WHAT YOU WILL DO: Can you output the material exactly as written, minus any pictures it holds?

## START DATASET RECORDS

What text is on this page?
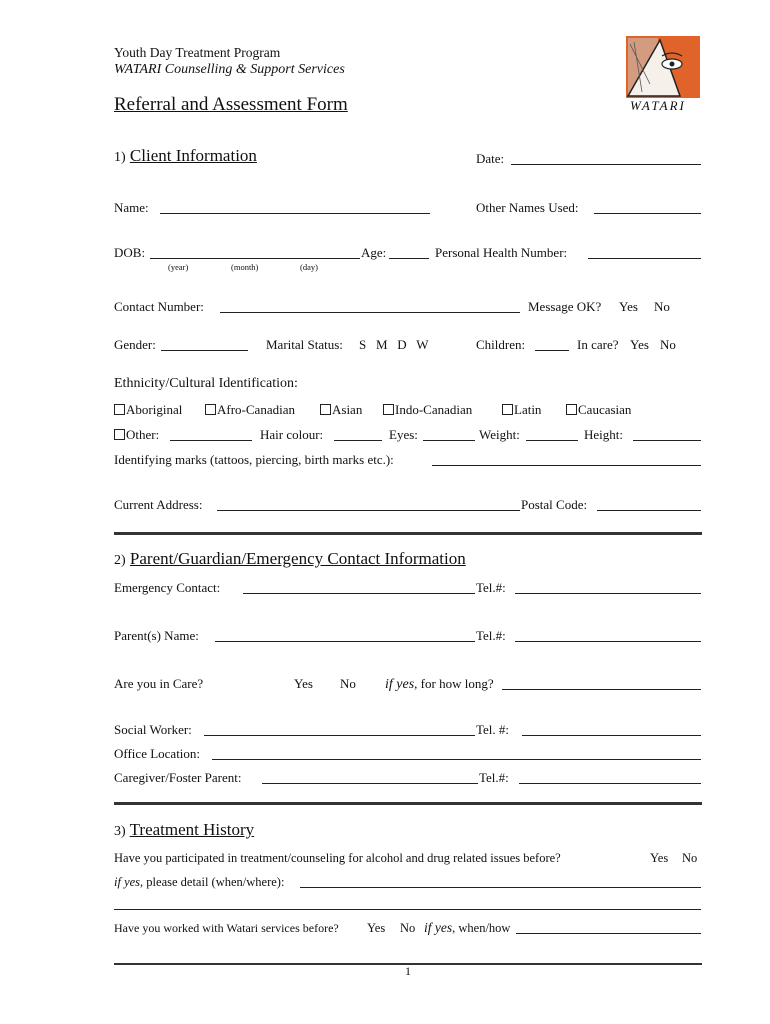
Youth Day Treatment Program
WATARI Counselling & Support Services
Referral and Assessment Form	WATARI
1) Client Information	Date:
Name:	Other Names Used:
DOB:	Age:	Personal Health Number:
(year)	(month)	(day)
Contact Number:	Message OK? Yes No
Gender:	Marital Status: S   M   D   W	Children:	In care? Yes No
Ethnicity/Cultural Identification:
Aboriginal	Afro-Canadian	Asian	Indo-Canadian	Latin	Caucasian
Other:	Hair colour:	Eyes:	Weight:	Height:
Identifying marks (tattoos, piercing, birth marks etc.):
Current Address:	Postal Code:
2) Parent/Guardian/Emergency Contact Information
Emergency Contact:	Tel.#:
Parent(s) Name:	Tel.#:
Are you in Care?	Yes No if yes, for how long?
Social Worker:	Tel. #:
Office Location:
Caregiver/Foster Parent:	Tel.#:
3) Treatment History
Have you participated in treatment/counseling for alcohol and drug related issues before?	Yes No
if yes, please detail (when/where):
Have you worked with Watari services before? Yes No if yes, when/how
1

## END DATASET RECORDS

ANSWER BELOW:
What text is on this page?
Youth Day Treatment Program
WATARI Counselling & Support Services
Referral and Assessment Form	WATARI
1) Client Information	Date:
Name:	Other Names Used:
DOB:	Age:	Personal Health Number:
(year)	(month)	(day)
Contact Number:	Message OK? Yes No
Gender:	Marital Status: S   M   D   W	Children:	In care? Yes No
Ethnicity/Cultural Identification:
Aboriginal	Afro-Canadian	Asian	Indo-Canadian	Latin	Caucasian
Other:	Hair colour:	Eyes:	Weight:	Height:
Identifying marks (tattoos, piercing, birth marks etc.):
Current Address:	Postal Code:
2) Parent/Guardian/Emergency Contact Information
Emergency Contact:	Tel.#:
Parent(s) Name:	Tel.#:
Are you in Care?	Yes No if yes, for how long?
Social Worker:	Tel. #:
Office Location:
Caregiver/Foster Parent:	Tel.#:
3) Treatment History
Have you participated in treatment/counseling for alcohol and drug related issues before?	Yes No
if yes, please detail (when/where):
Have you worked with Watari services before? Yes No if yes, when/how
1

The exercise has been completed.